Your goal:
All entries are to be given again verbatim.

Material for the task:
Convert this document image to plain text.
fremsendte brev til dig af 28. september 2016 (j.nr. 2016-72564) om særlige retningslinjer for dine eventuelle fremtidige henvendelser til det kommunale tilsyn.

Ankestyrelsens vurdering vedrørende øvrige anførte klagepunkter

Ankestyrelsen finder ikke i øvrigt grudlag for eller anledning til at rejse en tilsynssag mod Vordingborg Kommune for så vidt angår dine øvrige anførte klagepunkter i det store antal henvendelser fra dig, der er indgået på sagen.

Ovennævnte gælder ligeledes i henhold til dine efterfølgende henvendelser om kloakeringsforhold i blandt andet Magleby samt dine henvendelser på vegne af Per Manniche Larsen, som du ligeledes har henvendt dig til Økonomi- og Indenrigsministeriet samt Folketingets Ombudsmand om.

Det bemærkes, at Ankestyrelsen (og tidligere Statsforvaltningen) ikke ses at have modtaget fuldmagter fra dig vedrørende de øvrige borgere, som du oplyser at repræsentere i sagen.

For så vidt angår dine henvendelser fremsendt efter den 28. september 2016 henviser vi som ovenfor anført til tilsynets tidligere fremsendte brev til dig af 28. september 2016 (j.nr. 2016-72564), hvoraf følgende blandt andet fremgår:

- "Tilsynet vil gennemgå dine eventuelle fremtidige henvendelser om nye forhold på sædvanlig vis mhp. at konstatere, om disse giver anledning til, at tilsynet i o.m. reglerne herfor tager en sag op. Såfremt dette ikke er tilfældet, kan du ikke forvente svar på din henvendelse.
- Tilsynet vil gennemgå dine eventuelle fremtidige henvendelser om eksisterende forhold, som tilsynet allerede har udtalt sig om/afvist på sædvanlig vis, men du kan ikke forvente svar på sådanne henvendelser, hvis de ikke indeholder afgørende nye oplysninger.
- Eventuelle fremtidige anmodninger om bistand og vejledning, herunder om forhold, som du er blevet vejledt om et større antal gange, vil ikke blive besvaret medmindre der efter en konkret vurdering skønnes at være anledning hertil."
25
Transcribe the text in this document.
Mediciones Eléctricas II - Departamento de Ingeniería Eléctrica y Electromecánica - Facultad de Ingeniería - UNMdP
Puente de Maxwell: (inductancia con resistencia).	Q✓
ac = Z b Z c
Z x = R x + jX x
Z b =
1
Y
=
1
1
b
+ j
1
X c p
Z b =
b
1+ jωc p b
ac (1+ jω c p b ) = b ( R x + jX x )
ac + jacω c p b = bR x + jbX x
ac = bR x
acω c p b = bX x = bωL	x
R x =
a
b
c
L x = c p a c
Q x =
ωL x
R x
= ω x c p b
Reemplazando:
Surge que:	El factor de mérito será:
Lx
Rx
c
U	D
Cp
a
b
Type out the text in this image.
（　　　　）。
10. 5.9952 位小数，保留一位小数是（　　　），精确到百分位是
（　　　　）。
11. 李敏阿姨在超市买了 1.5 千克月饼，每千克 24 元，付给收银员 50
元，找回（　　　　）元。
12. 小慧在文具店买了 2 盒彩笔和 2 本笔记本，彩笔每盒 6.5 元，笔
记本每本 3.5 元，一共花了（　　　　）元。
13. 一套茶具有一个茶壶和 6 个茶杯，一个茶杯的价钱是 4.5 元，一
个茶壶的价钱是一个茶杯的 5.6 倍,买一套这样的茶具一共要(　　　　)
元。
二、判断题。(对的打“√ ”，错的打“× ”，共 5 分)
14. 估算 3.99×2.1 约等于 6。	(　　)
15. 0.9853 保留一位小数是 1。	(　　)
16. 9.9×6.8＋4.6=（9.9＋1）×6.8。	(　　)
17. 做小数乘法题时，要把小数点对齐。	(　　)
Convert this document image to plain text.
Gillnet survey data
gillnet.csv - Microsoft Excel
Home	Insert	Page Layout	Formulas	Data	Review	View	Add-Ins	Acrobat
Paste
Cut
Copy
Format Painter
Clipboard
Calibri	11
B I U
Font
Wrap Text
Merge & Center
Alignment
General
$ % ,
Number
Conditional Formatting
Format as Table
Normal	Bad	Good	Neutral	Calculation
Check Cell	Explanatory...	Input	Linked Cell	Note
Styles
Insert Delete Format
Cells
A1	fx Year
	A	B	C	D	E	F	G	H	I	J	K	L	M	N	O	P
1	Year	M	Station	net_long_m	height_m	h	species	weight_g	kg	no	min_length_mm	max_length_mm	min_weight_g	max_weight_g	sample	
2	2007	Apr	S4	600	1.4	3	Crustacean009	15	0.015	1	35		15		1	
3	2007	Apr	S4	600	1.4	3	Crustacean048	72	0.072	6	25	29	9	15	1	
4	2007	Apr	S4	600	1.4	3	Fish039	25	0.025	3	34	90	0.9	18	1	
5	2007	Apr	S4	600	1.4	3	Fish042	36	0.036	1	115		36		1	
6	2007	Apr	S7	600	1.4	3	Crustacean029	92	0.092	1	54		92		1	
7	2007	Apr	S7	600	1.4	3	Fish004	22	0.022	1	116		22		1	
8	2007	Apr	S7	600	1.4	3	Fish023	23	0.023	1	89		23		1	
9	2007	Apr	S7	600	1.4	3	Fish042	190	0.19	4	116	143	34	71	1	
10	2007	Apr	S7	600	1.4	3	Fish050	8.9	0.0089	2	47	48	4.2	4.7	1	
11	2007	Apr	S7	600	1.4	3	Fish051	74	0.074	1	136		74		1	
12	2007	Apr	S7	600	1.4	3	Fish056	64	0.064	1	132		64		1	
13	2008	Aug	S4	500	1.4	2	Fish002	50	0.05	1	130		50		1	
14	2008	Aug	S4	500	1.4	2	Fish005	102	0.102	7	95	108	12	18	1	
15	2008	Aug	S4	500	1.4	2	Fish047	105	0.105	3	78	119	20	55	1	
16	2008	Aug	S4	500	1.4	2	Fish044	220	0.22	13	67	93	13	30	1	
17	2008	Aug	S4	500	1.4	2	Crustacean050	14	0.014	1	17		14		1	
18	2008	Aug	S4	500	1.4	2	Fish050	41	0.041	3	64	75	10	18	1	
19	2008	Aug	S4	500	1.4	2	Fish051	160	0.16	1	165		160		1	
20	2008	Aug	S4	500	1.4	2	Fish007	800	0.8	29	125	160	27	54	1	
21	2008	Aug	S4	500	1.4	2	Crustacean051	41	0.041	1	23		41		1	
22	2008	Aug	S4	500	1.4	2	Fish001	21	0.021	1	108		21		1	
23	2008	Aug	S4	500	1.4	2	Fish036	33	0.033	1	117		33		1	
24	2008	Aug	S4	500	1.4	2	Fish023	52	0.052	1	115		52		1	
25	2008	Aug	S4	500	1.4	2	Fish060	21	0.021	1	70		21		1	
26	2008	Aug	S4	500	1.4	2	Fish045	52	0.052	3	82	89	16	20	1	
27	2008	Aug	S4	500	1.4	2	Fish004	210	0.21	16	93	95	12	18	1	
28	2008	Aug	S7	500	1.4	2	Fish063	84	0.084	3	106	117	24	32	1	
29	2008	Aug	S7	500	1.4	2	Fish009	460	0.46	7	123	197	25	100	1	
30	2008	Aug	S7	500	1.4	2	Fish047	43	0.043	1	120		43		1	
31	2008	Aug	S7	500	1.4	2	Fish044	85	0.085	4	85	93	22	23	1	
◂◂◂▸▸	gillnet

Answer to this task:
Convert this document image to plain text.
fremsendte brev til dig af 28. september 2016 (j.nr. 2016-72564) om særlige retningslinjer for dine eventuelle fremtidige henvendelser til det kommunale tilsyn.

Ankestyrelsens vurdering vedrørende øvrige anførte klagepunkter

Ankestyrelsen finder ikke i øvrigt grudlag for eller anledning til at rejse en tilsynssag mod Vordingborg Kommune for så vidt angår dine øvrige anførte klagepunkter i det store antal henvendelser fra dig, der er indgået på sagen.

Ovennævnte gælder ligeledes i henhold til dine efterfølgende henvendelser om kloakeringsforhold i blandt andet Magleby samt dine henvendelser på vegne af Per Manniche Larsen, som du ligeledes har henvendt dig til Økonomi- og Indenrigsministeriet samt Folketingets Ombudsmand om.

Det bemærkes, at Ankestyrelsen (og tidligere Statsforvaltningen) ikke ses at have modtaget fuldmagter fra dig vedrørende de øvrige borgere, som du oplyser at repræsentere i sagen.

For så vidt angår dine henvendelser fremsendt efter den 28. september 2016 henviser vi som ovenfor anført til tilsynets tidligere fremsendte brev til dig af 28. september 2016 (j.nr. 2016-72564), hvoraf følgende blandt andet fremgår:

- "Tilsynet vil gennemgå dine eventuelle fremtidige henvendelser om nye forhold på sædvanlig vis mhp. at konstatere, om disse giver anledning til, at tilsynet i o.m. reglerne herfor tager en sag op. Såfremt dette ikke er tilfældet, kan du ikke forvente svar på din henvendelse.
- Tilsynet vil gennemgå dine eventuelle fremtidige henvendelser om eksisterende forhold, som tilsynet allerede har udtalt sig om/afvist på sædvanlig vis, men du kan ikke forvente svar på sådanne henvendelser, hvis de ikke indeholder afgørende nye oplysninger.
- Eventuelle fremtidige anmodninger om bistand og vejledning, herunder om forhold, som du er blevet vejledt om et større antal gange, vil ikke blive besvaret medmindre der efter en konkret vurdering skønnes at være anledning hertil."
25
Transcribe the text in this document.
Mediciones Eléctricas II - Departamento de Ingeniería Eléctrica y Electromecánica - Facultad de Ingeniería - UNMdP
Puente de Maxwell: (inductancia con resistencia).	Q✓
ac = Z b Z c
Z x = R x + jX x
Z b =
1
Y
=
1
1
b
+ j
1
X c p
Z b =
b
1+ jωc p b
ac (1+ jω c p b ) = b ( R x + jX x )
ac + jacω c p b = bR x + jbX x
ac = bR x
acω c p b = bX x = bωL	x
R x =
a
b
c
L x = c p a c
Q x =
ωL x
R x
= ω x c p b
Reemplazando:
Surge que:	El factor de mérito será:
Lx
Rx
c
U	D
Cp
a
b
Type out the text in this image.
（　　　　）。
10. 5.9952 位小数，保留一位小数是（　　　），精确到百分位是
（　　　　）。
11. 李敏阿姨在超市买了 1.5 千克月饼，每千克 24 元，付给收银员 50
元，找回（　　　　）元。
12. 小慧在文具店买了 2 盒彩笔和 2 本笔记本，彩笔每盒 6.5 元，笔
记本每本 3.5 元，一共花了（　　　　）元。
13. 一套茶具有一个茶壶和 6 个茶杯，一个茶杯的价钱是 4.5 元，一
个茶壶的价钱是一个茶杯的 5.6 倍,买一套这样的茶具一共要(　　　　)
元。
二、判断题。(对的打“√ ”，错的打“× ”，共 5 分)
14. 估算 3.99×2.1 约等于 6。	(　　)
15. 0.9853 保留一位小数是 1。	(　　)
16. 9.9×6.8＋4.6=（9.9＋1）×6.8。	(　　)
17. 做小数乘法题时，要把小数点对齐。	(　　)
Convert this document image to plain text.
Gillnet survey data
gillnet.csv - Microsoft Excel
Home	Insert	Page Layout	Formulas	Data	Review	View	Add-Ins	Acrobat
Paste
Cut
Copy
Format Painter
Clipboard
Calibri	11
B I U
Font
Wrap Text
Merge & Center
Alignment
General
$ % ,
Number
Conditional Formatting
Format as Table
Normal	Bad	Good	Neutral	Calculation
Check Cell	Explanatory...	Input	Linked Cell	Note
Styles
Insert Delete Format
Cells
A1	fx Year
	A	B	C	D	E	F	G	H	I	J	K	L	M	N	O	P
1	Year	M	Station	net_long_m	height_m	h	species	weight_g	kg	no	min_length_mm	max_length_mm	min_weight_g	max_weight_g	sample	
2	2007	Apr	S4	600	1.4	3	Crustacean009	15	0.015	1	35		15		1	
3	2007	Apr	S4	600	1.4	3	Crustacean048	72	0.072	6	25	29	9	15	1	
4	2007	Apr	S4	600	1.4	3	Fish039	25	0.025	3	34	90	0.9	18	1	
5	2007	Apr	S4	600	1.4	3	Fish042	36	0.036	1	115		36		1	
6	2007	Apr	S7	600	1.4	3	Crustacean029	92	0.092	1	54		92		1	
7	2007	Apr	S7	600	1.4	3	Fish004	22	0.022	1	116		22		1	
8	2007	Apr	S7	600	1.4	3	Fish023	23	0.023	1	89		23		1	
9	2007	Apr	S7	600	1.4	3	Fish042	190	0.19	4	116	143	34	71	1	
10	2007	Apr	S7	600	1.4	3	Fish050	8.9	0.0089	2	47	48	4.2	4.7	1	
11	2007	Apr	S7	600	1.4	3	Fish051	74	0.074	1	136		74		1	
12	2007	Apr	S7	600	1.4	3	Fish056	64	0.064	1	132		64		1	
13	2008	Aug	S4	500	1.4	2	Fish002	50	0.05	1	130		50		1	
14	2008	Aug	S4	500	1.4	2	Fish005	102	0.102	7	95	108	12	18	1	
15	2008	Aug	S4	500	1.4	2	Fish047	105	0.105	3	78	119	20	55	1	
16	2008	Aug	S4	500	1.4	2	Fish044	220	0.22	13	67	93	13	30	1	
17	2008	Aug	S4	500	1.4	2	Crustacean050	14	0.014	1	17		14		1	
18	2008	Aug	S4	500	1.4	2	Fish050	41	0.041	3	64	75	10	18	1	
19	2008	Aug	S4	500	1.4	2	Fish051	160	0.16	1	165		160		1	
20	2008	Aug	S4	500	1.4	2	Fish007	800	0.8	29	125	160	27	54	1	
21	2008	Aug	S4	500	1.4	2	Crustacean051	41	0.041	1	23		41		1	
22	2008	Aug	S4	500	1.4	2	Fish001	21	0.021	1	108		21		1	
23	2008	Aug	S4	500	1.4	2	Fish036	33	0.033	1	117		33		1	
24	2008	Aug	S4	500	1.4	2	Fish023	52	0.052	1	115		52		1	
25	2008	Aug	S4	500	1.4	2	Fish060	21	0.021	1	70		21		1	
26	2008	Aug	S4	500	1.4	2	Fish045	52	0.052	3	82	89	16	20	1	
27	2008	Aug	S4	500	1.4	2	Fish004	210	0.21	16	93	95	12	18	1	
28	2008	Aug	S7	500	1.4	2	Fish063	84	0.084	3	106	117	24	32	1	
29	2008	Aug	S7	500	1.4	2	Fish009	460	0.46	7	123	197	25	100	1	
30	2008	Aug	S7	500	1.4	2	Fish047	43	0.043	1	120		43		1	
31	2008	Aug	S7	500	1.4	2	Fish044	85	0.085	4	85	93	22	23	1	
◂◂◂▸▸	gillnet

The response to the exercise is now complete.